Work to be completed: Return the entries below in their exact form, leaving the pictures out.

(Extracted data entries)
* BEGIN *
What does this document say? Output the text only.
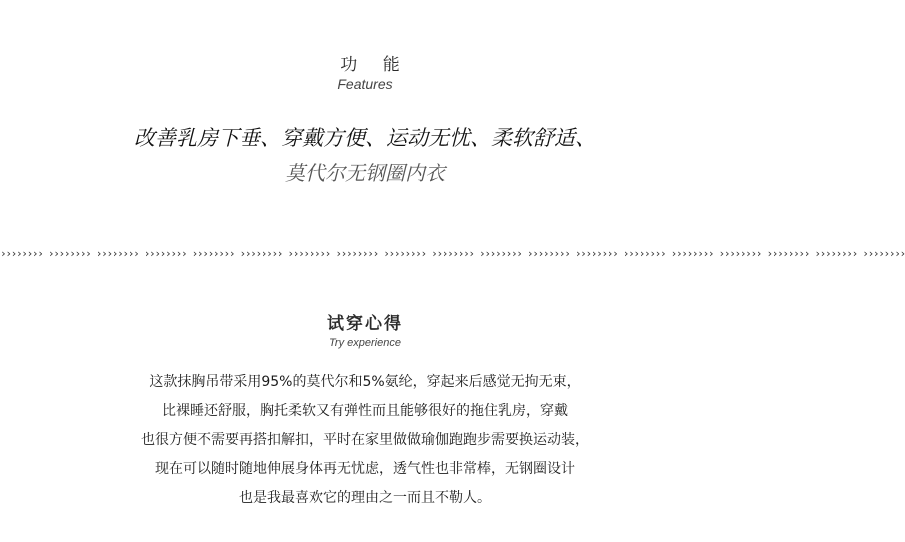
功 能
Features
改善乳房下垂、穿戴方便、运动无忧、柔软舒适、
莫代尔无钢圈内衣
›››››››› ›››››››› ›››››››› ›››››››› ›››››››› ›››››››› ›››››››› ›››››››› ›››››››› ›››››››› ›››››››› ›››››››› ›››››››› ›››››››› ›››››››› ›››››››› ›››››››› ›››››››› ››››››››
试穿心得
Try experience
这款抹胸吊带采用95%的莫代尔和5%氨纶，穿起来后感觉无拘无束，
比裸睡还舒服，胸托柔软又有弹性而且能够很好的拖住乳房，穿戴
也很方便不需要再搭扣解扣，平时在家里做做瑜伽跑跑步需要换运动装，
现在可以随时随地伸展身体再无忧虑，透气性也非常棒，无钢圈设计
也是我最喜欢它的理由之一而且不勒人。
* END *
Reply to the task:
What does this document say? Output the text only.
功 能
Features
改善乳房下垂、穿戴方便、运动无忧、柔软舒适、
莫代尔无钢圈内衣
›››››››› ›››››››› ›››››››› ›››››››› ›››››››› ›››››››› ›››››››› ›››››››› ›››››››› ›››››››› ›››››››› ›››››››› ›››››››› ›››››››› ›››››››› ›››››››› ›››››››› ›››››››› ››››››››
试穿心得
Try experience
这款抹胸吊带采用95%的莫代尔和5%氨纶，穿起来后感觉无拘无束，
比裸睡还舒服，胸托柔软又有弹性而且能够很好的拖住乳房，穿戴
也很方便不需要再搭扣解扣，平时在家里做做瑜伽跑跑步需要换运动装，
现在可以随时随地伸展身体再无忧虑，透气性也非常棒，无钢圈设计
也是我最喜欢它的理由之一而且不勒人。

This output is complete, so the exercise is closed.